● **WORK ITEM**
Your answer should be one number: how many lines below have the word "demonstrated".

● **EXCERPTED DATA**
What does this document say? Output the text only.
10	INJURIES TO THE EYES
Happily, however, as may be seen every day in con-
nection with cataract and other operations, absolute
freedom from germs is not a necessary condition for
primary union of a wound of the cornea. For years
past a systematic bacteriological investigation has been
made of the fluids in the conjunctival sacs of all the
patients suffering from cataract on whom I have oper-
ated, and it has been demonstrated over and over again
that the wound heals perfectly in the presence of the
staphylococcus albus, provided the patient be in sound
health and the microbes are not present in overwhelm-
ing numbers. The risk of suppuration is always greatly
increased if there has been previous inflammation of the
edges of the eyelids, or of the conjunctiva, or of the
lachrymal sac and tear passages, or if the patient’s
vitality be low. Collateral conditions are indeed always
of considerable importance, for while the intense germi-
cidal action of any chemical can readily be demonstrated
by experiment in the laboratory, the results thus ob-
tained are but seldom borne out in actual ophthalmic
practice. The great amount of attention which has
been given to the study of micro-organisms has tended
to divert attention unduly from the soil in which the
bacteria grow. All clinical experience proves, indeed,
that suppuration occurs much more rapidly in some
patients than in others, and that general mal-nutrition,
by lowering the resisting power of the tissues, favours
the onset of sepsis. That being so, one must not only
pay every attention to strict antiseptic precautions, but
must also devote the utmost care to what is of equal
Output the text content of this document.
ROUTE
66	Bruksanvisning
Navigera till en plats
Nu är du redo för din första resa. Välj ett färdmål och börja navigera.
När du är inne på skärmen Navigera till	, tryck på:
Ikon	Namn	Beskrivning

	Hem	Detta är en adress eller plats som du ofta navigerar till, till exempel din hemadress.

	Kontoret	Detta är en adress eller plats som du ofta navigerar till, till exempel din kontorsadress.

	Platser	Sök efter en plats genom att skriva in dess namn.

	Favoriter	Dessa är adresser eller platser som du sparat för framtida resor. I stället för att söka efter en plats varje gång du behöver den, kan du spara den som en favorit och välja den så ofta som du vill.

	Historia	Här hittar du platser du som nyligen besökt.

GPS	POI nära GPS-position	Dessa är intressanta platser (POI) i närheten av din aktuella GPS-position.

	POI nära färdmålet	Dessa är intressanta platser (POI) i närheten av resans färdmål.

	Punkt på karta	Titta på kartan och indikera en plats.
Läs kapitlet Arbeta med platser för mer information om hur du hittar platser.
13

● **SOLUTION**
2